* Problem details:
Collect every line in the records below that contains the word "小学生光盘行动演讲作文".

* A run of records:
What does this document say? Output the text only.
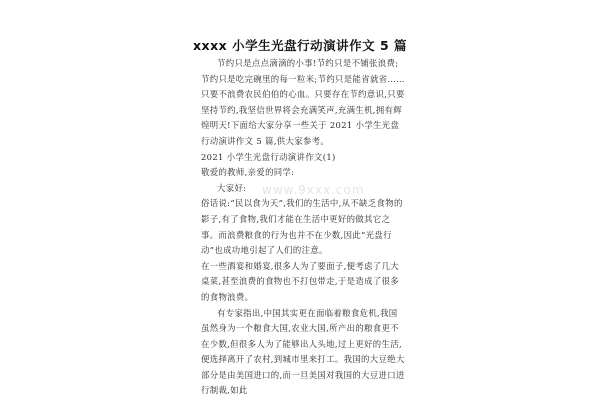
xxxx 小学生光盘行动演讲作文 5 篇
www.9xxx.com

节约只是点点滴滴的小事!节约只是不铺张浪费;节约只是吃完碗里的每一粒米;节约只是能省就省……只要不浪费农民伯伯的心血。只要存在节约意识,只要坚持节约,我坚信世界将会充满笑声,充满生机,拥有辉煌明天!下面给大家分享一些关于 2021 小学生光盘行动演讲作文 5 篇,供大家参考。

2021 小学生光盘行动演讲作文(1)

敬爱的教师,亲爱的同学:

大家好:

俗话说:“民以食为天”,我们的生活中,从不缺乏食物的影子,有了食物,我们才能在生活中更好的做其它之事。而浪费粮食的行为也并不在少数,因此“光盘行动”也成功地引起了人们的注意。

在一些酒宴和婚宴,很多人为了要面子,便考虑了几大桌菜,甚至浪费的食物也不打包带走,于是造成了很多的食物浪费。

有专家指出,中国其实更在面临着粮食危机,我国虽然身为一个粮食大国,农业大国,所产出的粮食更不在少数,但很多人为了能够出人头地,过上更好的生活,便选择离开了农村,到城市里来打工。我国的大豆绝大部分是由美国进口的,而一旦美国对我国的大豆进口进行制裁,如此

* Response to this exercise:
xxxx 小学生光盘行动演讲作文 5 篇
节约只是点点滴滴的小事!节约只是不铺张浪费;节约只是吃完碗里的每一粒米;节约只是能省就省……只要不浪费农民伯伯的心血。只要存在节约意识,只要坚持节约,我坚信世界将会充满笑声,充满生机,拥有辉煌明天!下面给大家分享一些关于 2021 小学生光盘行动演讲作文 5 篇,供大家参考。
2021 小学生光盘行动演讲作文(1)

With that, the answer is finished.